__SHORT PROBLEM__. Return, word for word, every line that follows.

__RECORDS SUPPLIED__.
##########
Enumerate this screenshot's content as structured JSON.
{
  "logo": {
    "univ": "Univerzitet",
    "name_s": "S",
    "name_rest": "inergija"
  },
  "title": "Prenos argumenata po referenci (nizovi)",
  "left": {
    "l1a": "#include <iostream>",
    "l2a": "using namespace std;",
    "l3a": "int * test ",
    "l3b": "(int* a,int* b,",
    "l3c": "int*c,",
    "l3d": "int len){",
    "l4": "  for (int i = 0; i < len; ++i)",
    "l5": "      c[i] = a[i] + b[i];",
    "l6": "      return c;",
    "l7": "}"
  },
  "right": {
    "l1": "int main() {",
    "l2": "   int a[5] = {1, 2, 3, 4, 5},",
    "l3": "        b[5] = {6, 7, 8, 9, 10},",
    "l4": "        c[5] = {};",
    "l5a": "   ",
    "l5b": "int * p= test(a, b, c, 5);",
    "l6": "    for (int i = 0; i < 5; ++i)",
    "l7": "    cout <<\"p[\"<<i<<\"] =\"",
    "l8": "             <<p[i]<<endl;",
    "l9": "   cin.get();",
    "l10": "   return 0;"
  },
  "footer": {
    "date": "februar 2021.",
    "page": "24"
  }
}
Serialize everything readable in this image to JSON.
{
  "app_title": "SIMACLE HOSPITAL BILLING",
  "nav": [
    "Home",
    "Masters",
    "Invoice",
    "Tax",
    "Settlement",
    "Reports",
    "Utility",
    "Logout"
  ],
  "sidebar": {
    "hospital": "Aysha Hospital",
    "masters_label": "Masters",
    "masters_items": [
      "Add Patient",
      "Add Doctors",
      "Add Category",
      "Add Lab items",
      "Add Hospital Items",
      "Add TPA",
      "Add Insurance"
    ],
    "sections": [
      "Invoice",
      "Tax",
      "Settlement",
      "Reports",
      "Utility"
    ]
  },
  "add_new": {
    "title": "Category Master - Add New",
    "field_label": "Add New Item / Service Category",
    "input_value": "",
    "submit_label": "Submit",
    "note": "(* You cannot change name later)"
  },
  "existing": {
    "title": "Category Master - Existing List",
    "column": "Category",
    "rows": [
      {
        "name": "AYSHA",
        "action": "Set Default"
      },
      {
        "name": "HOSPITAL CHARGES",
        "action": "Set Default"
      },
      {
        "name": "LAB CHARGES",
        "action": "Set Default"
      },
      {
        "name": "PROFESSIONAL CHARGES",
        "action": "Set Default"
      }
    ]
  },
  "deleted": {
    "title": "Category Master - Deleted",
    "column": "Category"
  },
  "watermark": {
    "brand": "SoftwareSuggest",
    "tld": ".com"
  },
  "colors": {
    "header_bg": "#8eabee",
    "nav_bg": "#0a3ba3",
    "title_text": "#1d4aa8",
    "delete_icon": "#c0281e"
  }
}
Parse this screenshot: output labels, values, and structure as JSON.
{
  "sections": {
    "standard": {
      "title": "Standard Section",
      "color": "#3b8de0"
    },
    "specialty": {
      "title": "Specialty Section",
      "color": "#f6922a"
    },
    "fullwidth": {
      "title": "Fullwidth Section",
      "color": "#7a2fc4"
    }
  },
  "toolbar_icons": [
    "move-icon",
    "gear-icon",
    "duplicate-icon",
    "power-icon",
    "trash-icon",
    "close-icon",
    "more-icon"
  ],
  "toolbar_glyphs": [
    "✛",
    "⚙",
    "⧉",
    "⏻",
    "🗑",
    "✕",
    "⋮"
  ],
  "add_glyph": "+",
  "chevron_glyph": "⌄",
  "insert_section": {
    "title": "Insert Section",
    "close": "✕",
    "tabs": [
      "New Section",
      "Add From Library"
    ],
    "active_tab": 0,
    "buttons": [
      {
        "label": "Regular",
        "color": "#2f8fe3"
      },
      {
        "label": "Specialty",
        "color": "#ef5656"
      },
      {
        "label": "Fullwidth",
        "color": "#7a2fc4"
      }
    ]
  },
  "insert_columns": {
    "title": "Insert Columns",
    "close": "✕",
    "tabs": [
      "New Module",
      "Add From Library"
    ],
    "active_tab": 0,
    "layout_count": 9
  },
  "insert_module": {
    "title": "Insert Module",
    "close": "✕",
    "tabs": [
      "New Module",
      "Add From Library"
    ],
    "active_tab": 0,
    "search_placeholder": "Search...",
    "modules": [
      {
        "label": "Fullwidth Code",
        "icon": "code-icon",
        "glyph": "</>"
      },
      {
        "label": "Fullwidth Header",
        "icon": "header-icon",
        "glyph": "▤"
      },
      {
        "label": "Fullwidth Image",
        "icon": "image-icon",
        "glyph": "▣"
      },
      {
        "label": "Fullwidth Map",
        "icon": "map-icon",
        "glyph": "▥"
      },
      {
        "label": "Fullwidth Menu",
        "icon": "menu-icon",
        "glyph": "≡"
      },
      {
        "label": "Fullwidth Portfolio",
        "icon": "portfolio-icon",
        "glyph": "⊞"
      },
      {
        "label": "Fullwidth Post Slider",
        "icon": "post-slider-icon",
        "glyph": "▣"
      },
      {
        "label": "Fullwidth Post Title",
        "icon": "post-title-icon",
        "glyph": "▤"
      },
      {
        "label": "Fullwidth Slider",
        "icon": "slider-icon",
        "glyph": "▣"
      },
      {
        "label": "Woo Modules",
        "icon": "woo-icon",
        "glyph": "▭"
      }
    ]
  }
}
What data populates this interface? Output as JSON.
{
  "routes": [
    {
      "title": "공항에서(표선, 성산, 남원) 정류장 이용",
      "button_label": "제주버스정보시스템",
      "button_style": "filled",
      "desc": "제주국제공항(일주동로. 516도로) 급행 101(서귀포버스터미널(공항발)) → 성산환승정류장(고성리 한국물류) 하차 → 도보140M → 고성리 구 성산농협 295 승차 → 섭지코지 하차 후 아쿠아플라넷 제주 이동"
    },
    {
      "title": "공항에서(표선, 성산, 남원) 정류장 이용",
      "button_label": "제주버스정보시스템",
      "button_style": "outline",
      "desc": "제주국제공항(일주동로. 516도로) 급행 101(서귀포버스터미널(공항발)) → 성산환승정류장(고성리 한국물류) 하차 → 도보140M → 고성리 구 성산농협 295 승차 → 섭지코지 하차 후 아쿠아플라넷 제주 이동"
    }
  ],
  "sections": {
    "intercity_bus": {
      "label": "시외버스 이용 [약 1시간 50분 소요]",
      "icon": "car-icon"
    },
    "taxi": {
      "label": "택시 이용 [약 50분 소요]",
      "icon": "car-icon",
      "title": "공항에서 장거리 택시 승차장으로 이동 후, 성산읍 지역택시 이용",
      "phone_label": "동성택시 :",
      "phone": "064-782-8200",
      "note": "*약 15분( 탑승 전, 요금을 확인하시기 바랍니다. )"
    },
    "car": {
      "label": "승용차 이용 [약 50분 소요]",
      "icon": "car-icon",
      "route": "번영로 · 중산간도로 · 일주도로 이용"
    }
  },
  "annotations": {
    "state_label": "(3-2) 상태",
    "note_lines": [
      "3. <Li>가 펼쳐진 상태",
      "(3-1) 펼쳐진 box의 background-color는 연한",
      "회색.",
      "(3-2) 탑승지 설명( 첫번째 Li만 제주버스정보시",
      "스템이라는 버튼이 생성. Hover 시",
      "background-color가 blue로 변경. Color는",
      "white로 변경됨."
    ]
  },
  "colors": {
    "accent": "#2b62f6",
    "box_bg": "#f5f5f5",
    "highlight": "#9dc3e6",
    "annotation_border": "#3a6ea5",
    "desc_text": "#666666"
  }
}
##########
__COMPLETE ANSWER__.
Enumerate this screenshot's content as structured JSON.
{
  "logo": {
    "univ": "Univerzitet",
    "name_s": "S",
    "name_rest": "inergija"
  },
  "title": "Prenos argumenata po referenci (nizovi)",
  "left": {
    "l1a": "#include <iostream>",
    "l2a": "using namespace std;",
    "l3a": "int * test ",
    "l3b": "(int* a,int* b,",
    "l3c": "int*c,",
    "l3d": "int len){",
    "l4": "  for (int i = 0; i < len; ++i)",
    "l5": "      c[i] = a[i] + b[i];",
    "l6": "      return c;",
    "l7": "}"
  },
  "right": {
    "l1": "int main() {",
    "l2": "   int a[5] = {1, 2, 3, 4, 5},",
    "l3": "        b[5] = {6, 7, 8, 9, 10},",
    "l4": "        c[5] = {};",
    "l5a": "   ",
    "l5b": "int * p= test(a, b, c, 5);",
    "l6": "    for (int i = 0; i < 5; ++i)",
    "l7": "    cout <<\"p[\"<<i<<\"] =\"",
    "l8": "             <<p[i]<<endl;",
    "l9": "   cin.get();",
    "l10": "   return 0;"
  },
  "footer": {
    "date": "februar 2021.",
    "page": "24"
  }
}
Serialize everything readable in this image to JSON.
{
  "app_title": "SIMACLE HOSPITAL BILLING",
  "nav": [
    "Home",
    "Masters",
    "Invoice",
    "Tax",
    "Settlement",
    "Reports",
    "Utility",
    "Logout"
  ],
  "sidebar": {
    "hospital": "Aysha Hospital",
    "masters_label": "Masters",
    "masters_items": [
      "Add Patient",
      "Add Doctors",
      "Add Category",
      "Add Lab items",
      "Add Hospital Items",
      "Add TPA",
      "Add Insurance"
    ],
    "sections": [
      "Invoice",
      "Tax",
      "Settlement",
      "Reports",
      "Utility"
    ]
  },
  "add_new": {
    "title": "Category Master - Add New",
    "field_label": "Add New Item / Service Category",
    "input_value": "",
    "submit_label": "Submit",
    "note": "(* You cannot change name later)"
  },
  "existing": {
    "title": "Category Master - Existing List",
    "column": "Category",
    "rows": [
      {
        "name": "AYSHA",
        "action": "Set Default"
      },
      {
        "name": "HOSPITAL CHARGES",
        "action": "Set Default"
      },
      {
        "name": "LAB CHARGES",
        "action": "Set Default"
      },
      {
        "name": "PROFESSIONAL CHARGES",
        "action": "Set Default"
      }
    ]
  },
  "deleted": {
    "title": "Category Master - Deleted",
    "column": "Category"
  },
  "watermark": {
    "brand": "SoftwareSuggest",
    "tld": ".com"
  },
  "colors": {
    "header_bg": "#8eabee",
    "nav_bg": "#0a3ba3",
    "title_text": "#1d4aa8",
    "delete_icon": "#c0281e"
  }
}
Parse this screenshot: output labels, values, and structure as JSON.
{
  "sections": {
    "standard": {
      "title": "Standard Section",
      "color": "#3b8de0"
    },
    "specialty": {
      "title": "Specialty Section",
      "color": "#f6922a"
    },
    "fullwidth": {
      "title": "Fullwidth Section",
      "color": "#7a2fc4"
    }
  },
  "toolbar_icons": [
    "move-icon",
    "gear-icon",
    "duplicate-icon",
    "power-icon",
    "trash-icon",
    "close-icon",
    "more-icon"
  ],
  "toolbar_glyphs": [
    "✛",
    "⚙",
    "⧉",
    "⏻",
    "🗑",
    "✕",
    "⋮"
  ],
  "add_glyph": "+",
  "chevron_glyph": "⌄",
  "insert_section": {
    "title": "Insert Section",
    "close": "✕",
    "tabs": [
      "New Section",
      "Add From Library"
    ],
    "active_tab": 0,
    "buttons": [
      {
        "label": "Regular",
        "color": "#2f8fe3"
      },
      {
        "label": "Specialty",
        "color": "#ef5656"
      },
      {
        "label": "Fullwidth",
        "color": "#7a2fc4"
      }
    ]
  },
  "insert_columns": {
    "title": "Insert Columns",
    "close": "✕",
    "tabs": [
      "New Module",
      "Add From Library"
    ],
    "active_tab": 0,
    "layout_count": 9
  },
  "insert_module": {
    "title": "Insert Module",
    "close": "✕",
    "tabs": [
      "New Module",
      "Add From Library"
    ],
    "active_tab": 0,
    "search_placeholder": "Search...",
    "modules": [
      {
        "label": "Fullwidth Code",
        "icon": "code-icon",
        "glyph": "</>"
      },
      {
        "label": "Fullwidth Header",
        "icon": "header-icon",
        "glyph": "▤"
      },
      {
        "label": "Fullwidth Image",
        "icon": "image-icon",
        "glyph": "▣"
      },
      {
        "label": "Fullwidth Map",
        "icon": "map-icon",
        "glyph": "▥"
      },
      {
        "label": "Fullwidth Menu",
        "icon": "menu-icon",
        "glyph": "≡"
      },
      {
        "label": "Fullwidth Portfolio",
        "icon": "portfolio-icon",
        "glyph": "⊞"
      },
      {
        "label": "Fullwidth Post Slider",
        "icon": "post-slider-icon",
        "glyph": "▣"
      },
      {
        "label": "Fullwidth Post Title",
        "icon": "post-title-icon",
        "glyph": "▤"
      },
      {
        "label": "Fullwidth Slider",
        "icon": "slider-icon",
        "glyph": "▣"
      },
      {
        "label": "Woo Modules",
        "icon": "woo-icon",
        "glyph": "▭"
      }
    ]
  }
}
What data populates this interface? Output as JSON.
{
  "routes": [
    {
      "title": "공항에서(표선, 성산, 남원) 정류장 이용",
      "button_label": "제주버스정보시스템",
      "button_style": "filled",
      "desc": "제주국제공항(일주동로. 516도로) 급행 101(서귀포버스터미널(공항발)) → 성산환승정류장(고성리 한국물류) 하차 → 도보140M → 고성리 구 성산농협 295 승차 → 섭지코지 하차 후 아쿠아플라넷 제주 이동"
    },
    {
      "title": "공항에서(표선, 성산, 남원) 정류장 이용",
      "button_label": "제주버스정보시스템",
      "button_style": "outline",
      "desc": "제주국제공항(일주동로. 516도로) 급행 101(서귀포버스터미널(공항발)) → 성산환승정류장(고성리 한국물류) 하차 → 도보140M → 고성리 구 성산농협 295 승차 → 섭지코지 하차 후 아쿠아플라넷 제주 이동"
    }
  ],
  "sections": {
    "intercity_bus": {
      "label": "시외버스 이용 [약 1시간 50분 소요]",
      "icon": "car-icon"
    },
    "taxi": {
      "label": "택시 이용 [약 50분 소요]",
      "icon": "car-icon",
      "title": "공항에서 장거리 택시 승차장으로 이동 후, 성산읍 지역택시 이용",
      "phone_label": "동성택시 :",
      "phone": "064-782-8200",
      "note": "*약 15분( 탑승 전, 요금을 확인하시기 바랍니다. )"
    },
    "car": {
      "label": "승용차 이용 [약 50분 소요]",
      "icon": "car-icon",
      "route": "번영로 · 중산간도로 · 일주도로 이용"
    }
  },
  "annotations": {
    "state_label": "(3-2) 상태",
    "note_lines": [
      "3. <Li>가 펼쳐진 상태",
      "(3-1) 펼쳐진 box의 background-color는 연한",
      "회색.",
      "(3-2) 탑승지 설명( 첫번째 Li만 제주버스정보시",
      "스템이라는 버튼이 생성. Hover 시",
      "background-color가 blue로 변경. Color는",
      "white로 변경됨."
    ]
  },
  "colors": {
    "accent": "#2b62f6",
    "box_bg": "#f5f5f5",
    "highlight": "#9dc3e6",
    "annotation_border": "#3a6ea5",
    "desc_text": "#666666"
  }
}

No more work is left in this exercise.